## Data for the task
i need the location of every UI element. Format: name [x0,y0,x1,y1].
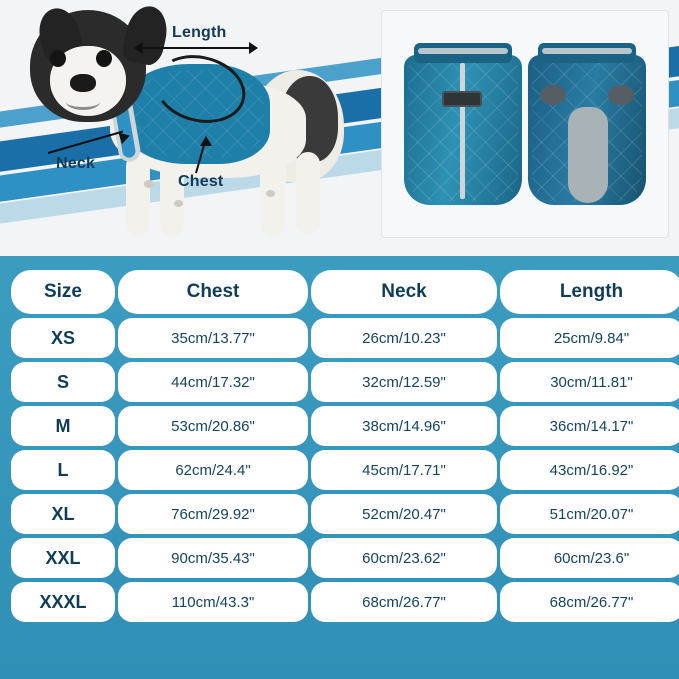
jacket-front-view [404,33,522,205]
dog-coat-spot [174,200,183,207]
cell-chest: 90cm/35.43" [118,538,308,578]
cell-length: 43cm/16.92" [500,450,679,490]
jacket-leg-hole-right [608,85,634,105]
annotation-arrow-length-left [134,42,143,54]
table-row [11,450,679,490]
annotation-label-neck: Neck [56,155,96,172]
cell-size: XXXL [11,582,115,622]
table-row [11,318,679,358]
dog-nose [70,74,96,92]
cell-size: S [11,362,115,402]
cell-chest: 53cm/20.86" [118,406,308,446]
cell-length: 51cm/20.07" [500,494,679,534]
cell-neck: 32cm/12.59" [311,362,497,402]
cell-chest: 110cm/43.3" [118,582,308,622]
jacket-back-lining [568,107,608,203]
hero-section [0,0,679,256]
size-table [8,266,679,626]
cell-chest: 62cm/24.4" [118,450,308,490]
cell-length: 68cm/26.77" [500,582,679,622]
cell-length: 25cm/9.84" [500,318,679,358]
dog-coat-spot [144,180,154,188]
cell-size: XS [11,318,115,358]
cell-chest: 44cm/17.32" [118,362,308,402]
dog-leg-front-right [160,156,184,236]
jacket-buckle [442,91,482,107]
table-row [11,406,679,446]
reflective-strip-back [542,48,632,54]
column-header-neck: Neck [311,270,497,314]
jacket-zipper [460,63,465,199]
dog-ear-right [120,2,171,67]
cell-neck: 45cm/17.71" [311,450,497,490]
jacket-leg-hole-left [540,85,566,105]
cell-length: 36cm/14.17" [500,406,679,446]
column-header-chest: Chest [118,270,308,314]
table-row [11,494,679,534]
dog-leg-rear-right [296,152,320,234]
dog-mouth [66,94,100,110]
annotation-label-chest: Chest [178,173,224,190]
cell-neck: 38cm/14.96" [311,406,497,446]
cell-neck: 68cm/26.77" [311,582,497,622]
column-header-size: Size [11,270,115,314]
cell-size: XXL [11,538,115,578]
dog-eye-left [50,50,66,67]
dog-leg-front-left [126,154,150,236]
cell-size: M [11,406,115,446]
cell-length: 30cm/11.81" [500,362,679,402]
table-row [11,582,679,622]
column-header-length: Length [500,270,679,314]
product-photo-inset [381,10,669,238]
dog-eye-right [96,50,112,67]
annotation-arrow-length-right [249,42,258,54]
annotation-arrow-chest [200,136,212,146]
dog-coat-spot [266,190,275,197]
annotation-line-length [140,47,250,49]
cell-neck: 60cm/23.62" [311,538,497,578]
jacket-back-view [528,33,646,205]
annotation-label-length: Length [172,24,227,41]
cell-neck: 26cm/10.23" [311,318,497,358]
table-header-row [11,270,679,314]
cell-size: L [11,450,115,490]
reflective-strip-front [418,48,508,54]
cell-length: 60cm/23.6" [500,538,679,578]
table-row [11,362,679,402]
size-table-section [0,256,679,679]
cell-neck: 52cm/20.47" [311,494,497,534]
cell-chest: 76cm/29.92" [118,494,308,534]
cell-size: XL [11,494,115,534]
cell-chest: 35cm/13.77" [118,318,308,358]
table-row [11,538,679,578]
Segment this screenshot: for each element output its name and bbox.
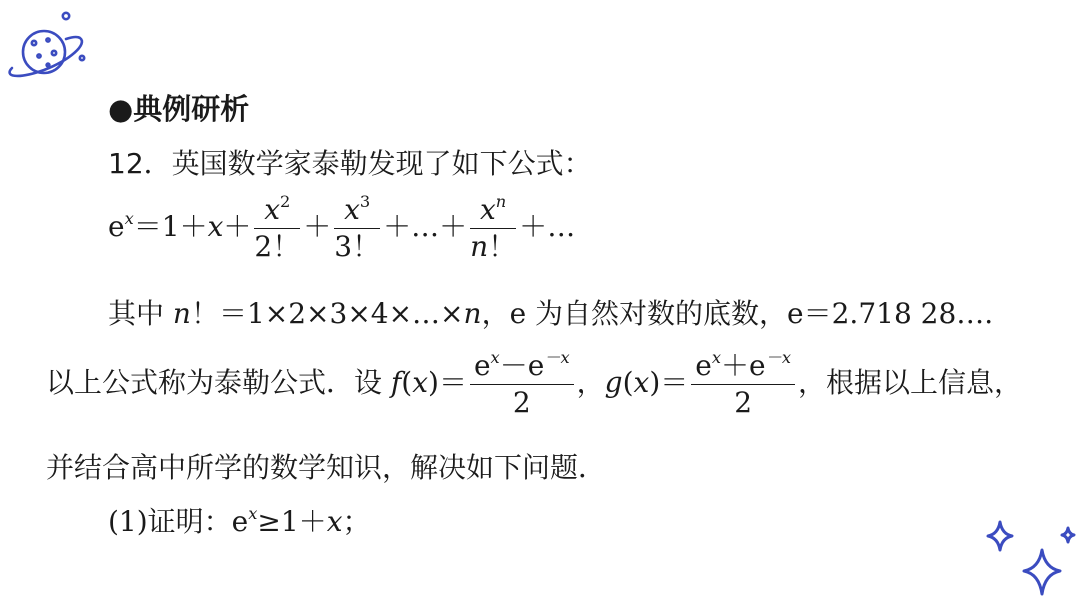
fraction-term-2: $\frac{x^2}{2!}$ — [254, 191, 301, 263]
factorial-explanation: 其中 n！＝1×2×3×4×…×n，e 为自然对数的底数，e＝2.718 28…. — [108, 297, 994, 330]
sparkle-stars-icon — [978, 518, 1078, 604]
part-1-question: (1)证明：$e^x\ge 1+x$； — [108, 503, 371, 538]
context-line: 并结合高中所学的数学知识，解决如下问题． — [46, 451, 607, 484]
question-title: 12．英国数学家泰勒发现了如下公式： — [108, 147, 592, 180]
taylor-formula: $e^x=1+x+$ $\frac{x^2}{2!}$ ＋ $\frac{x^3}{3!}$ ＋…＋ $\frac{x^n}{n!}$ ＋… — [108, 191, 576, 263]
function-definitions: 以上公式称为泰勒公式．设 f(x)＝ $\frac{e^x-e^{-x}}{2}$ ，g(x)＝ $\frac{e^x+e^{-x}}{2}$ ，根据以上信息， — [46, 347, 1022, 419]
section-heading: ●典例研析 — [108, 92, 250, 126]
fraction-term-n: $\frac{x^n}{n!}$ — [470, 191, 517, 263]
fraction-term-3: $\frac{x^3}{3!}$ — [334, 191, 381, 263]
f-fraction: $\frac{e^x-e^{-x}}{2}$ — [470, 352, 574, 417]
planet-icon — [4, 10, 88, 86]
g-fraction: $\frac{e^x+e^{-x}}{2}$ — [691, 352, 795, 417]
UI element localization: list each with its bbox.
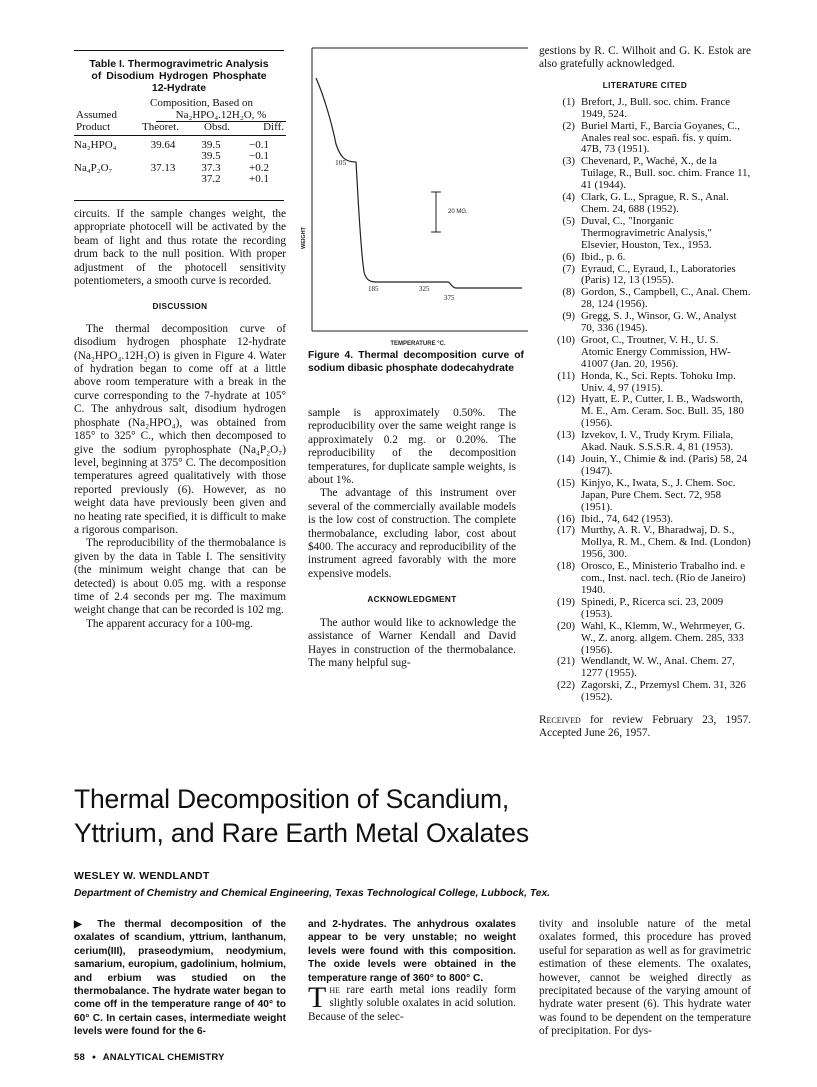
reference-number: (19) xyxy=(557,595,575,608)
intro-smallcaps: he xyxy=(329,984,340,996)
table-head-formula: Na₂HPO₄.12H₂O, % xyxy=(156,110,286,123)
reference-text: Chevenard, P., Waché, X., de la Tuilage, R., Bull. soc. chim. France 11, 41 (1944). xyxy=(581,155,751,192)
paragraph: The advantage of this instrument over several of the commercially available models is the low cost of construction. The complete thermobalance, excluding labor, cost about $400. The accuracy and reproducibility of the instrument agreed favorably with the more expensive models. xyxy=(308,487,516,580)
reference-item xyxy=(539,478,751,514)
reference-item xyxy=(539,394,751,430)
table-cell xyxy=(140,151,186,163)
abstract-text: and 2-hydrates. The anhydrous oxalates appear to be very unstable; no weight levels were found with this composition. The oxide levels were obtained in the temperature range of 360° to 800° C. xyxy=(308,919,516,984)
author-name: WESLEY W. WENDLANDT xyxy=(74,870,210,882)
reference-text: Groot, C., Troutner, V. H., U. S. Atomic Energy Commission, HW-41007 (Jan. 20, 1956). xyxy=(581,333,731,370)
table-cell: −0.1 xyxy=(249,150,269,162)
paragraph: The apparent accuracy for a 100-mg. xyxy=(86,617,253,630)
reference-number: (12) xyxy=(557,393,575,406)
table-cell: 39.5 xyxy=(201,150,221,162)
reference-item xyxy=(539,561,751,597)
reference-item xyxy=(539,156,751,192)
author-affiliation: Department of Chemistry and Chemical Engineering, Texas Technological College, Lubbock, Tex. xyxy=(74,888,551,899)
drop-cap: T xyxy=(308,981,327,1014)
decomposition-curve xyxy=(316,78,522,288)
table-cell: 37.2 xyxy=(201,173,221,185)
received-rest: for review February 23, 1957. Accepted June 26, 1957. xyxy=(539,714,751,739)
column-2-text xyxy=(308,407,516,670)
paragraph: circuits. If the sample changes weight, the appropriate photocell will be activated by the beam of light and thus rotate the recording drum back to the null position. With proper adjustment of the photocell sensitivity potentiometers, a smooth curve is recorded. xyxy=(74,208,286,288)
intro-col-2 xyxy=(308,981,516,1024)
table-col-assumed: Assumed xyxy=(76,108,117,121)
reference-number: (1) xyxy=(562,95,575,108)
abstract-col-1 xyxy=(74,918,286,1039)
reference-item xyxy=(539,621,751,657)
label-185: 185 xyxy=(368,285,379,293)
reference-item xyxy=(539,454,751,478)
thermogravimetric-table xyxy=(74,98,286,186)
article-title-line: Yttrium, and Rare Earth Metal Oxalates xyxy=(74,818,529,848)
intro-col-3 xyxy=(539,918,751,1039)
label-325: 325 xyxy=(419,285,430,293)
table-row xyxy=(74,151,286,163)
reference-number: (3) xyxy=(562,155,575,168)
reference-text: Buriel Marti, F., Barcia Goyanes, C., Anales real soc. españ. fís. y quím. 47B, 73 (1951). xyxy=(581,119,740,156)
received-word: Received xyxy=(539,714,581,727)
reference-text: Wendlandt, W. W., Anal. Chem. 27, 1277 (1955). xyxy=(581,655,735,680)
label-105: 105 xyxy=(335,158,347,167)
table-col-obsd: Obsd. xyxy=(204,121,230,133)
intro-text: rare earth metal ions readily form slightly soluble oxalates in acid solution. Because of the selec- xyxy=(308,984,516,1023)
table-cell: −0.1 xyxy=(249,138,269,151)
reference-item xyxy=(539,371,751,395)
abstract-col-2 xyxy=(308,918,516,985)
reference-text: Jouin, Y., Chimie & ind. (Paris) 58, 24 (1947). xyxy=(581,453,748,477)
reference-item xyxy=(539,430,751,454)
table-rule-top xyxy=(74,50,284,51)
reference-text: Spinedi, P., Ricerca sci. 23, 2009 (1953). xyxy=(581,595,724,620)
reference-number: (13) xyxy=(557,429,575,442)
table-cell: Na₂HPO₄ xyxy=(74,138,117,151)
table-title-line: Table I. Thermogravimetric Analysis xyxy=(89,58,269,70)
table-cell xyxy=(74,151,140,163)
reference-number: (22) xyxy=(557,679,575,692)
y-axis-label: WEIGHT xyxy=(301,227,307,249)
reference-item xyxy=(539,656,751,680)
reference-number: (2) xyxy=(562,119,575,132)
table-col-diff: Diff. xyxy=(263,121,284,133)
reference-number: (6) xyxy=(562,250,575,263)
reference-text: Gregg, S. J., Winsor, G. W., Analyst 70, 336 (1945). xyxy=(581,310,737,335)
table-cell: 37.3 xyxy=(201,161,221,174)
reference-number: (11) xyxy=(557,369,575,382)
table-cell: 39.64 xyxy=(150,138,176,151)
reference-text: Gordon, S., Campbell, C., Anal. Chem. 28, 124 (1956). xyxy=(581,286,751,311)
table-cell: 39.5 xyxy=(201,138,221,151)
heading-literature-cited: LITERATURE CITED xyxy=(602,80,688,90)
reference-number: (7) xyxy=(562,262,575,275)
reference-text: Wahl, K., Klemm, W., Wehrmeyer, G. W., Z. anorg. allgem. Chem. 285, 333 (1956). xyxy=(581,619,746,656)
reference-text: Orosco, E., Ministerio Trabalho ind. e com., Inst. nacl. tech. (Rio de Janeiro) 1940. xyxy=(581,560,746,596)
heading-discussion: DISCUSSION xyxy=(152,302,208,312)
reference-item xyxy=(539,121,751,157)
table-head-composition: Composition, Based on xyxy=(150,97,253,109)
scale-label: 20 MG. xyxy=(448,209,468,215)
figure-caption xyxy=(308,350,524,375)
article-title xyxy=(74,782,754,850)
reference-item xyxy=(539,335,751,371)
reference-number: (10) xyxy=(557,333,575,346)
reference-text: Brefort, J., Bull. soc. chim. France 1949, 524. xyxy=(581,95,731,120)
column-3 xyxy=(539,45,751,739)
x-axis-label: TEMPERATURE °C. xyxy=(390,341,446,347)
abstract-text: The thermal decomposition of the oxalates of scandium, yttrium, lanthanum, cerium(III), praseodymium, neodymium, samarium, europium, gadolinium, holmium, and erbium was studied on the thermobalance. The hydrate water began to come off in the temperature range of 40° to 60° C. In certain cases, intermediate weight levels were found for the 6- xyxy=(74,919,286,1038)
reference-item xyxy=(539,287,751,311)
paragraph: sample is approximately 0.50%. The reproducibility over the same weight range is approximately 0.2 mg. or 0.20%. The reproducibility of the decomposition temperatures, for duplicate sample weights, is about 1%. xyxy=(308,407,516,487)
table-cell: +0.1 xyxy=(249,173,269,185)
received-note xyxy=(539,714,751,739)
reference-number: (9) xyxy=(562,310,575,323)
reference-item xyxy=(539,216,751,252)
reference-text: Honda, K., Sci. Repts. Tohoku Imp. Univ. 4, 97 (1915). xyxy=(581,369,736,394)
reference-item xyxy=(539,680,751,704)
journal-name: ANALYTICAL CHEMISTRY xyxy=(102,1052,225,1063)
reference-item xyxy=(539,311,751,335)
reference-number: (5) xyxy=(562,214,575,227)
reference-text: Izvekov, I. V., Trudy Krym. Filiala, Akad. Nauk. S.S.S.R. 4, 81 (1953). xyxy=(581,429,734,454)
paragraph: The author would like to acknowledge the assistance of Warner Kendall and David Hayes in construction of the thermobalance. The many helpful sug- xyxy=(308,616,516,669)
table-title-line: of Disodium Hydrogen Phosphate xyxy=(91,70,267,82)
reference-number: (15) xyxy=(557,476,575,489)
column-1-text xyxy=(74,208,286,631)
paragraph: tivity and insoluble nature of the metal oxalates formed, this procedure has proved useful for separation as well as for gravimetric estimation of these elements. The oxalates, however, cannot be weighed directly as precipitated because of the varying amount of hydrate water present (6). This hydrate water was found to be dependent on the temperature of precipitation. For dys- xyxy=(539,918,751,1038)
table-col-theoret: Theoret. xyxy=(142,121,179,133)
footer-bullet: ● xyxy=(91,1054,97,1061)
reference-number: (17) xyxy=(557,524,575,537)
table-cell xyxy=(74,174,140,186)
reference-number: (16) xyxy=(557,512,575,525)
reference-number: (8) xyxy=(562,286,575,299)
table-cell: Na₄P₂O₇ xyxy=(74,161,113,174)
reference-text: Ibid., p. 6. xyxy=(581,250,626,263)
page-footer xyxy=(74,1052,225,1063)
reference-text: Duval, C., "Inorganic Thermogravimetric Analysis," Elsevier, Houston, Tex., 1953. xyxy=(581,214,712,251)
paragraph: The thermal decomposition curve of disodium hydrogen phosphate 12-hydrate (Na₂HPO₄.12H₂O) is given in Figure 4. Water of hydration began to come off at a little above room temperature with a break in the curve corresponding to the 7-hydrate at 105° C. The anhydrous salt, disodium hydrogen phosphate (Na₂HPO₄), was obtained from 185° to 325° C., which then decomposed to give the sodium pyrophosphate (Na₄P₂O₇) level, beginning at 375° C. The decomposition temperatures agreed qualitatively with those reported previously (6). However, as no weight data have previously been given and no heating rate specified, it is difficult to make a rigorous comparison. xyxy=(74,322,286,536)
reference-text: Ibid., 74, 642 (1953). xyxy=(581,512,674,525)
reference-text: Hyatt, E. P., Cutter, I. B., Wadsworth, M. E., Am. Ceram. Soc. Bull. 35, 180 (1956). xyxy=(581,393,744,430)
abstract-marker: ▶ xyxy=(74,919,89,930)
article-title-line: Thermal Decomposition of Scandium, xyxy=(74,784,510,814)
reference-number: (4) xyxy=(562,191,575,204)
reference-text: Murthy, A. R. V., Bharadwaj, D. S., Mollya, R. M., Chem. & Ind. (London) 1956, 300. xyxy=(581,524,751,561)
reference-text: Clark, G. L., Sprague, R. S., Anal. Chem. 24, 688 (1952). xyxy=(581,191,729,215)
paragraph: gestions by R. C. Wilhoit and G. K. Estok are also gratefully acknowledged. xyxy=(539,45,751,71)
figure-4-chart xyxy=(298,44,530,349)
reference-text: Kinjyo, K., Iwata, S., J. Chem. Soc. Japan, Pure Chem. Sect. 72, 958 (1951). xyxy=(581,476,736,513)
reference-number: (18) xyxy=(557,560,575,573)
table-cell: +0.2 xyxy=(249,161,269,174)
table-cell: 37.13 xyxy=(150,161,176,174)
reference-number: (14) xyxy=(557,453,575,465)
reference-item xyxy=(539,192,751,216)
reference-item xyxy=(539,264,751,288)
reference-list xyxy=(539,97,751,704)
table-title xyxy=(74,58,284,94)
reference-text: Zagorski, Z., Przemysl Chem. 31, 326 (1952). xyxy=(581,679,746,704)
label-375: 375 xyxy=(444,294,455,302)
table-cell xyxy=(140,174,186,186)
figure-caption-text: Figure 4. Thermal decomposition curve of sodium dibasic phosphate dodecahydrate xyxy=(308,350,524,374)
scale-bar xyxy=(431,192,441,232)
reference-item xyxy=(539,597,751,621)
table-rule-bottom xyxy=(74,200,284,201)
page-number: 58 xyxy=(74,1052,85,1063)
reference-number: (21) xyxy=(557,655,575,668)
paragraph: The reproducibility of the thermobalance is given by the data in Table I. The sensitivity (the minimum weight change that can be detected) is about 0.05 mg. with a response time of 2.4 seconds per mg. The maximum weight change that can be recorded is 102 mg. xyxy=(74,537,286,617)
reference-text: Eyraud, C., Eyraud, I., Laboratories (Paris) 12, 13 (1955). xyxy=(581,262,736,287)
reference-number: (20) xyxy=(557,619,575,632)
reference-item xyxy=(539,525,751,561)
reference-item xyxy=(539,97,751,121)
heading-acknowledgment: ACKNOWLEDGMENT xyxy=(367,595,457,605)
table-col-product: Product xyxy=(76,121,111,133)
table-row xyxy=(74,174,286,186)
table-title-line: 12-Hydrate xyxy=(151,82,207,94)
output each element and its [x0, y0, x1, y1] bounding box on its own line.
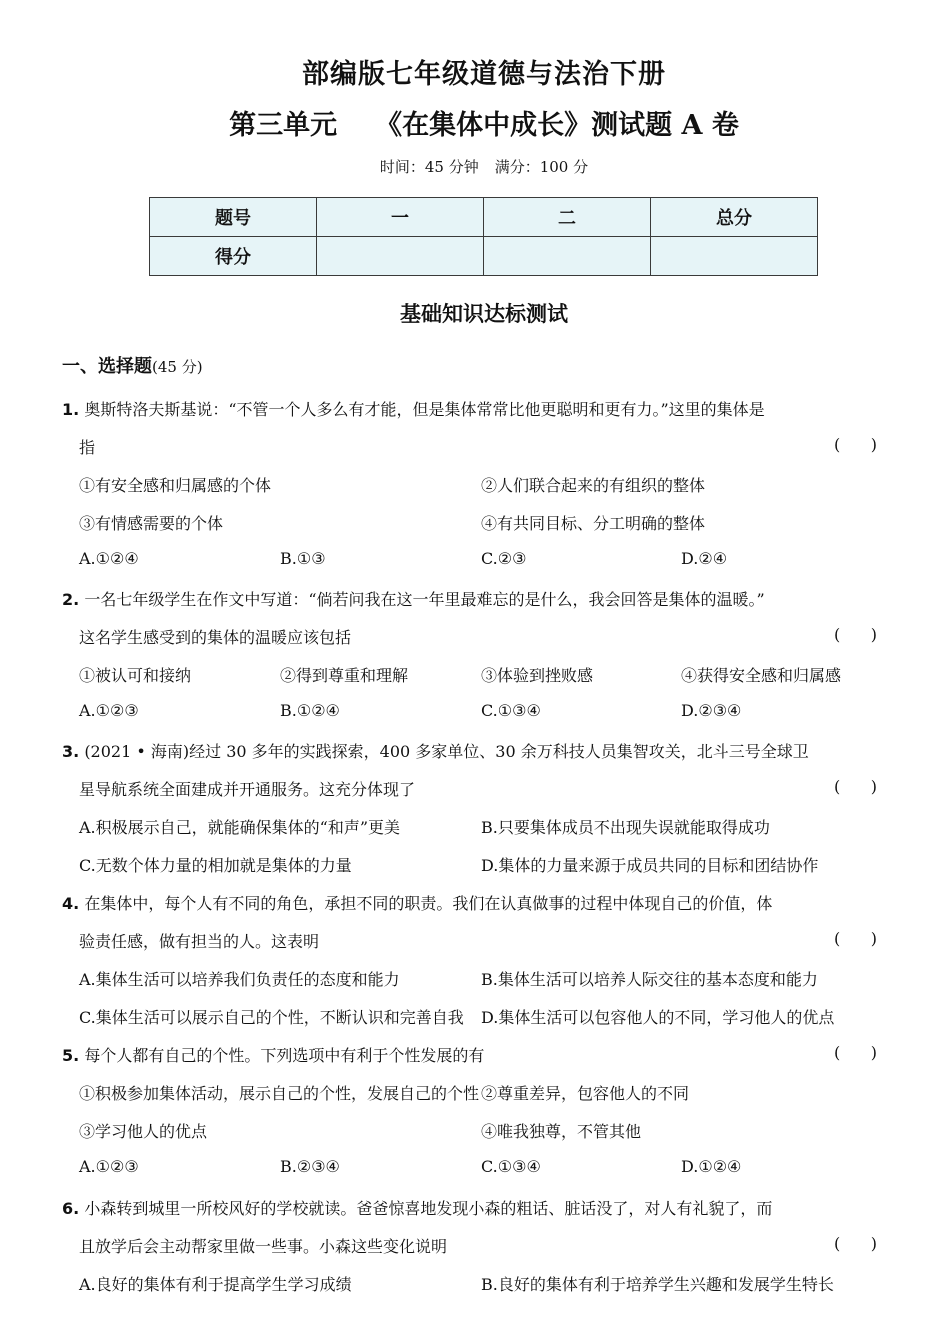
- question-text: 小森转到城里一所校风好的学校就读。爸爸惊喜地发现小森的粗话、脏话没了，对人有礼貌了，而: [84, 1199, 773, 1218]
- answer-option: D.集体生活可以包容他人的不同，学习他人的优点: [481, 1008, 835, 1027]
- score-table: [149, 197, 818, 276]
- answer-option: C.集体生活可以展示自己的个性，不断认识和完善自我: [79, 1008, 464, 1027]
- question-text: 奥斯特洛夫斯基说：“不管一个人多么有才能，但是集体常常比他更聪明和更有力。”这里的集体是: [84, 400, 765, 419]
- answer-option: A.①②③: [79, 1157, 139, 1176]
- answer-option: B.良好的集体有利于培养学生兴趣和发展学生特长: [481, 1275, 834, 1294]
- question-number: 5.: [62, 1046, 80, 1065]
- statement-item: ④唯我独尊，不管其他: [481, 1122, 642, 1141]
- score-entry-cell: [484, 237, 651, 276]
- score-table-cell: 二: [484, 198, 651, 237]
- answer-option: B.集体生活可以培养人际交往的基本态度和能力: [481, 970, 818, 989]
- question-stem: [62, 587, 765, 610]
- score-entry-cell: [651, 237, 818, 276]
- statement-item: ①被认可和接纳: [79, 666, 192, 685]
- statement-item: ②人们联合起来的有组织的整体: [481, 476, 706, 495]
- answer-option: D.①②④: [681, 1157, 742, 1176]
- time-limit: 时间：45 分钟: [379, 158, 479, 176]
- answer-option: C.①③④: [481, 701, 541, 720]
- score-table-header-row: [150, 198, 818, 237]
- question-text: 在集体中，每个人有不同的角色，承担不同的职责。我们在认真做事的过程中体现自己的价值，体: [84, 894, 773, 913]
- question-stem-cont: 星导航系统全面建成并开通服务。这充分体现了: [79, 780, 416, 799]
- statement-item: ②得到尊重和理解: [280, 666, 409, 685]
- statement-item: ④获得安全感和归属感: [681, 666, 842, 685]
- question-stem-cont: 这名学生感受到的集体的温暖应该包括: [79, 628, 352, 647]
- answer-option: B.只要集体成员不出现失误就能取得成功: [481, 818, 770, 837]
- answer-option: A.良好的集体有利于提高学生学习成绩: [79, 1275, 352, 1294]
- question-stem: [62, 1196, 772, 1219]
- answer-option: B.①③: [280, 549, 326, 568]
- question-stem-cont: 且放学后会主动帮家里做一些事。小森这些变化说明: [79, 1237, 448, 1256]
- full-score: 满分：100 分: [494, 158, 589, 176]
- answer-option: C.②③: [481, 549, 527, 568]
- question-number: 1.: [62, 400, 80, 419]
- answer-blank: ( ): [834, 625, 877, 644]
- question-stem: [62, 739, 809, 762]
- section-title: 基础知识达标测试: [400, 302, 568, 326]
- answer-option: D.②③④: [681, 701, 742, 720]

## Description of the task
Rewrite the material from the line that contains "jacket-front-view [404,33,522,205]" through the line that contains "jacket-leg-hole-left [540,85,566,105]", replacing "jacket-buckle" with "jacket-clasp" and changing nothing else.

## Final answer
jacket-front-view [404,33,522,205]
dog-coat-spot [174,200,183,207]
cell-chest: 90cm/35.43" [118,538,308,578]
cell-length: 43cm/16.92" [500,450,679,490]
jacket-leg-hole-right [608,85,634,105]
annotation-arrow-length-left [134,42,143,54]
table-row [11,450,679,490]
annotation-label-neck: Neck [56,155,96,172]
cell-size: XXXL [11,582,115,622]
table-row [11,318,679,358]
dog-nose [70,74,96,92]
cell-size: S [11,362,115,402]
cell-chest: 53cm/20.86" [118,406,308,446]
cell-length: 51cm/20.07" [500,494,679,534]
cell-neck: 32cm/12.59" [311,362,497,402]
cell-chest: 110cm/43.3" [118,582,308,622]
jacket-back-lining [568,107,608,203]
hero-section [0,0,679,256]
size-table [8,266,679,626]
cell-chest: 62cm/24.4" [118,450,308,490]
cell-length: 68cm/26.77" [500,582,679,622]
cell-length: 25cm/9.84" [500,318,679,358]
dog-coat-spot [144,180,154,188]
cell-size: XS [11,318,115,358]
cell-chest: 44cm/17.32" [118,362,308,402]
dog-leg-front-right [160,156,184,236]
jacket-clasp [442,91,482,107]
table-row [11,406,679,446]
reflective-strip-back [542,48,632,54]
column-header-neck: Neck [311,270,497,314]
jacket-zipper [460,63,465,199]
dog-ear-right [120,2,171,67]
cell-neck: 45cm/17.71" [311,450,497,490]
jacket-leg-hole-left [540,85,566,105]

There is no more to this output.